### Challenge:
Without further comment, state how many lines in the listing below contain the word "text".

▼

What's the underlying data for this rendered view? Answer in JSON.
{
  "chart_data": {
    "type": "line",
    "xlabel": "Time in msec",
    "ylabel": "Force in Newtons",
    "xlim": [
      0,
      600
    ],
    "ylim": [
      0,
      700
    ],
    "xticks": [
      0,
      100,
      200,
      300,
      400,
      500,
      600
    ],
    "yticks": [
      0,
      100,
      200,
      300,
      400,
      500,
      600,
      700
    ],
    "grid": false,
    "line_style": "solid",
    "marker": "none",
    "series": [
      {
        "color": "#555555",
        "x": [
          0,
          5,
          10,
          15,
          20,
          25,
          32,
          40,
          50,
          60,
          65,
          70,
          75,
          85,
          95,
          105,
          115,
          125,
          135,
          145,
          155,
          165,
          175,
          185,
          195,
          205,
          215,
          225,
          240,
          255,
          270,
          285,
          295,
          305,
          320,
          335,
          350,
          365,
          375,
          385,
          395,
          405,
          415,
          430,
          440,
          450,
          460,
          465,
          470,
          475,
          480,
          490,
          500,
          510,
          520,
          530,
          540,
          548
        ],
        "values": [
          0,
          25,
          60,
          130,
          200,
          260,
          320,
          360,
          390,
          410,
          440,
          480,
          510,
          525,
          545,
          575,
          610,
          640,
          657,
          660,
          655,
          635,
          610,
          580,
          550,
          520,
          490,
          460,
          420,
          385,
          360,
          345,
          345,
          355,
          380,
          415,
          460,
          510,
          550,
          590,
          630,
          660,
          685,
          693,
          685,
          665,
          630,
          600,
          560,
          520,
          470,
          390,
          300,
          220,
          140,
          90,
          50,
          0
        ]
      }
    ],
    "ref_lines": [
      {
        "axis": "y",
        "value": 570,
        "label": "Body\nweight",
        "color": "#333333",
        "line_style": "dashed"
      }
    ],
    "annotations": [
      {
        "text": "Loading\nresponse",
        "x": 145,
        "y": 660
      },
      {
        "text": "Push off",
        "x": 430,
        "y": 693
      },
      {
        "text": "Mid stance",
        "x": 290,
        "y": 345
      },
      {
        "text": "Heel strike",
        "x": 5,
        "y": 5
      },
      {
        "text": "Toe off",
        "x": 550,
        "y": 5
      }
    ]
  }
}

▲

### Reply to the exercise:
5